:: SUPPLIED ENTRIES ::

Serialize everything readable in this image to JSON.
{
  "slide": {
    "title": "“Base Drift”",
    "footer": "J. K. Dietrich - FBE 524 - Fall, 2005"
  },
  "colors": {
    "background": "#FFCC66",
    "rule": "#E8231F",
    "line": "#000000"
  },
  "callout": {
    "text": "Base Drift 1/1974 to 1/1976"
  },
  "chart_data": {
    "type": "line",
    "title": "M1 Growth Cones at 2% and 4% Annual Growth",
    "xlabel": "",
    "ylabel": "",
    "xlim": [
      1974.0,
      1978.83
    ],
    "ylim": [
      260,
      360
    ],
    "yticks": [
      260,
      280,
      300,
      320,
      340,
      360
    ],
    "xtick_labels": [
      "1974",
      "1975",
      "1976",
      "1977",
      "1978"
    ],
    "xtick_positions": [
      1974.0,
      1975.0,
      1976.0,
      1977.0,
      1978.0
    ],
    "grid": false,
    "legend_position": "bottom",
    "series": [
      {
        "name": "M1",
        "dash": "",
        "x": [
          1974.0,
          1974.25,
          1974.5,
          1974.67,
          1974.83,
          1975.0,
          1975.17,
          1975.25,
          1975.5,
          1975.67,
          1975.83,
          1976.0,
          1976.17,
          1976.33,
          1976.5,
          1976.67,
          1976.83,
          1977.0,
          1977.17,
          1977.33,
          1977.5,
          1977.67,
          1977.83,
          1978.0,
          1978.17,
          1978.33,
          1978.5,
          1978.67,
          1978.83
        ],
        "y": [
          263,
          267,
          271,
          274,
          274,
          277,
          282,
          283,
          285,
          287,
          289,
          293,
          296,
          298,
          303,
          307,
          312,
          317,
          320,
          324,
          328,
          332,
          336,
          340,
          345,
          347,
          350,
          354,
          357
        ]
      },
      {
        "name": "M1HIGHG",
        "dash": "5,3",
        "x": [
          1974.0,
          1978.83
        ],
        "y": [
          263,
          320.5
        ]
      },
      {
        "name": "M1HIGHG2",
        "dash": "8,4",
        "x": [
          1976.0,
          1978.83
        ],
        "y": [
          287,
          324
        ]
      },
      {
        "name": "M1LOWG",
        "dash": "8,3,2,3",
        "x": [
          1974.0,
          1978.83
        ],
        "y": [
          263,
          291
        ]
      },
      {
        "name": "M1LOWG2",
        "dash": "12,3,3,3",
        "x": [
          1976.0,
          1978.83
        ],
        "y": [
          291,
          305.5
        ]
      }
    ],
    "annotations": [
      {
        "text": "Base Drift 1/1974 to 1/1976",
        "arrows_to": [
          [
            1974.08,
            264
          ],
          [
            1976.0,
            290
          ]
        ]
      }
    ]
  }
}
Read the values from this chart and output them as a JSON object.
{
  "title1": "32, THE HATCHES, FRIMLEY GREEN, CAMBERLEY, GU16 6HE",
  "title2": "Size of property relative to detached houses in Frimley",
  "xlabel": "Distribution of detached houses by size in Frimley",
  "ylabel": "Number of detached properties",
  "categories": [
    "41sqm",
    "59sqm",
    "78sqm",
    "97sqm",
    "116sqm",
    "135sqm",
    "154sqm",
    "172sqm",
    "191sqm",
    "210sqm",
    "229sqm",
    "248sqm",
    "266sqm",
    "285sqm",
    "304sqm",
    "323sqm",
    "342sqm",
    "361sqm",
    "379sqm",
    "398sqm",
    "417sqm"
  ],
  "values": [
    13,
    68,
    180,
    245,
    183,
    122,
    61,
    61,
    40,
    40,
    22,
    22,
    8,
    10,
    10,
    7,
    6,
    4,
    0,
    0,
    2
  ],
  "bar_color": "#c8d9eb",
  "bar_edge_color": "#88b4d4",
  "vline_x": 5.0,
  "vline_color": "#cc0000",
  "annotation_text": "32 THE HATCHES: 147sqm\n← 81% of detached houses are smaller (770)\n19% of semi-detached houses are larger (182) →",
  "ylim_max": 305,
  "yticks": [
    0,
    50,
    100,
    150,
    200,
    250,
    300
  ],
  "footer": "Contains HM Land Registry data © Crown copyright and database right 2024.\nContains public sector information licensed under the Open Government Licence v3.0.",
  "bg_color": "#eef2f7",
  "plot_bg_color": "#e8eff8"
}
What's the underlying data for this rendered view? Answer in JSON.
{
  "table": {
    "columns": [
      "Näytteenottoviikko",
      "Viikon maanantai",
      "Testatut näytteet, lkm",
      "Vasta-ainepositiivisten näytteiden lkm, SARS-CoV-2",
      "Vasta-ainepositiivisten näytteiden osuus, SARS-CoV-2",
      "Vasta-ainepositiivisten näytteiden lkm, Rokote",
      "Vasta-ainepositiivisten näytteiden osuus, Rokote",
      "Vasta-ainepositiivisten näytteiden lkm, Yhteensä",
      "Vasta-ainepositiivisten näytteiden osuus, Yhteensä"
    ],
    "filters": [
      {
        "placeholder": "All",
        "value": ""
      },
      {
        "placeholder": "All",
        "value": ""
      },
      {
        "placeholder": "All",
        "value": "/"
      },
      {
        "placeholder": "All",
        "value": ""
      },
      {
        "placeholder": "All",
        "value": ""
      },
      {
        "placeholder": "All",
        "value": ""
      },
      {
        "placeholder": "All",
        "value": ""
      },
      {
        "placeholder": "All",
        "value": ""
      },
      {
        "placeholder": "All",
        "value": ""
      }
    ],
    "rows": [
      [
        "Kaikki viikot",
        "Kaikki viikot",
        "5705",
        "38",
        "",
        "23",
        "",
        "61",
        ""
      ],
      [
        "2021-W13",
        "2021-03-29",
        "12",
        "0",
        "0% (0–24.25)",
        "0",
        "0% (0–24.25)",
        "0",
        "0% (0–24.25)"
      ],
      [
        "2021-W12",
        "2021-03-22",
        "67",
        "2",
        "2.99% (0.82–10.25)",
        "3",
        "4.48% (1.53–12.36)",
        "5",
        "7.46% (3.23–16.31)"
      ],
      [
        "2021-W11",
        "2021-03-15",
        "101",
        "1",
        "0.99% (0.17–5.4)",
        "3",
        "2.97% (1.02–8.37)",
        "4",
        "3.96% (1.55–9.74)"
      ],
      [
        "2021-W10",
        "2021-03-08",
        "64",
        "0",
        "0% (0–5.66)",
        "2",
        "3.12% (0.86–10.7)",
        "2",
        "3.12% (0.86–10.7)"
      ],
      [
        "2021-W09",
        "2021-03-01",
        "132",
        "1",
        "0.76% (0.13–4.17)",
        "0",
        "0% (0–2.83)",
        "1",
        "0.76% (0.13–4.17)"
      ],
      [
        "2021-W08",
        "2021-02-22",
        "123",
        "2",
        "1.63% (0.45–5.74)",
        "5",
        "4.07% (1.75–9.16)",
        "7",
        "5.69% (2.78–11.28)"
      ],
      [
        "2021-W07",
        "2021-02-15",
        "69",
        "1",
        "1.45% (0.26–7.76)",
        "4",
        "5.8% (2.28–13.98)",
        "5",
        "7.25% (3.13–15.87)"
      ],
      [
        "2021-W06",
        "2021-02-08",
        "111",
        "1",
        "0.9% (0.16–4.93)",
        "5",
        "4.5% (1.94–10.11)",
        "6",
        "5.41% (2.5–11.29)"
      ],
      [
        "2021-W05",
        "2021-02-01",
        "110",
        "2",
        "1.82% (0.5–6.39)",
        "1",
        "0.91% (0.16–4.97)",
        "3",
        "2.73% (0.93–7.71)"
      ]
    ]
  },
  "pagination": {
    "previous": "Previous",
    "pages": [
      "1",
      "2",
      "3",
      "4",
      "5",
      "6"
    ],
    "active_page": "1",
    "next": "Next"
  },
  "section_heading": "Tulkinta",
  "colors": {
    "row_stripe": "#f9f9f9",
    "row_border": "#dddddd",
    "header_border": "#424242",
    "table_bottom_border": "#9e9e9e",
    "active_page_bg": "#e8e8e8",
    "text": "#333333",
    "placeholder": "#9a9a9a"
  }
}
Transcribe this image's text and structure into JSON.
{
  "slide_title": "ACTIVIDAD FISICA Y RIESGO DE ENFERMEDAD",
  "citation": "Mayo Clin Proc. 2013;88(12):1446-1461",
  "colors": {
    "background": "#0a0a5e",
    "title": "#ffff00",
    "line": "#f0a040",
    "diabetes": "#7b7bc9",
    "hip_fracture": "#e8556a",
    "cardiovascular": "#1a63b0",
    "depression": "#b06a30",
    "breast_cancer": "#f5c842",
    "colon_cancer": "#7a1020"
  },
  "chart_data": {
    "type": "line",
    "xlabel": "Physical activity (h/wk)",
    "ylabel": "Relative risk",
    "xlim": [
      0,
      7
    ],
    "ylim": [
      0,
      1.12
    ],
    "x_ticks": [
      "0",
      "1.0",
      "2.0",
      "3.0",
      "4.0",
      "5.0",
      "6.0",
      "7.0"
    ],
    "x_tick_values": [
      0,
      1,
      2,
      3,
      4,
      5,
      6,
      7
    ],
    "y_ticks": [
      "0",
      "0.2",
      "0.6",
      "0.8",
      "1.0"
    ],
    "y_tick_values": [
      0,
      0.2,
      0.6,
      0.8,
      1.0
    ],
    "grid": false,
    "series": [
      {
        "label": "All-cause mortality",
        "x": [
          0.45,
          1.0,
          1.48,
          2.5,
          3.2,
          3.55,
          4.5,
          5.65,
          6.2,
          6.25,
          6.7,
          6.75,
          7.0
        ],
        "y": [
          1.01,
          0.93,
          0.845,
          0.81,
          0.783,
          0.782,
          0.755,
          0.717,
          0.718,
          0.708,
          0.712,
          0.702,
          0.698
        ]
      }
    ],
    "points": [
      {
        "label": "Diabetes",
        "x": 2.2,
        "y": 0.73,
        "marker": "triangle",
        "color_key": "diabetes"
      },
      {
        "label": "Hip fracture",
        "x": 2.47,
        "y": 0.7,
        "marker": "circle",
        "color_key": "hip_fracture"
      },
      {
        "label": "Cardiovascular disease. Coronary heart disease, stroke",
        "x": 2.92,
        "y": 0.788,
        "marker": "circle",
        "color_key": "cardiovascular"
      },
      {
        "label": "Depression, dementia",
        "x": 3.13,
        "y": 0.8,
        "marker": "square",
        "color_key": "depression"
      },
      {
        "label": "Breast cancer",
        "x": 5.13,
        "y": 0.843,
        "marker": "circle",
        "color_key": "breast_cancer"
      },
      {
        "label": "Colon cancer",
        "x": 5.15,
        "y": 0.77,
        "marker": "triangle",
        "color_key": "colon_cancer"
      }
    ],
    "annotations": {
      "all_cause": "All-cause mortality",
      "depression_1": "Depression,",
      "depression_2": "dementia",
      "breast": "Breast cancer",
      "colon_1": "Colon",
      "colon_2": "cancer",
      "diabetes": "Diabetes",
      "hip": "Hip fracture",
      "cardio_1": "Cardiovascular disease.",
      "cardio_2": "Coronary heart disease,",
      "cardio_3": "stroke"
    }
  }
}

:::

■ **WHAT TO WORK ON**: Go through the listing above and locate each line that holds the word "SARS". Copy those lines.

■ **THE REPLY**:
      "Vasta-ainepositiivisten näytteiden lkm, SARS-CoV-2",
      "Vasta-ainepositiivisten näytteiden osuus, SARS-CoV-2",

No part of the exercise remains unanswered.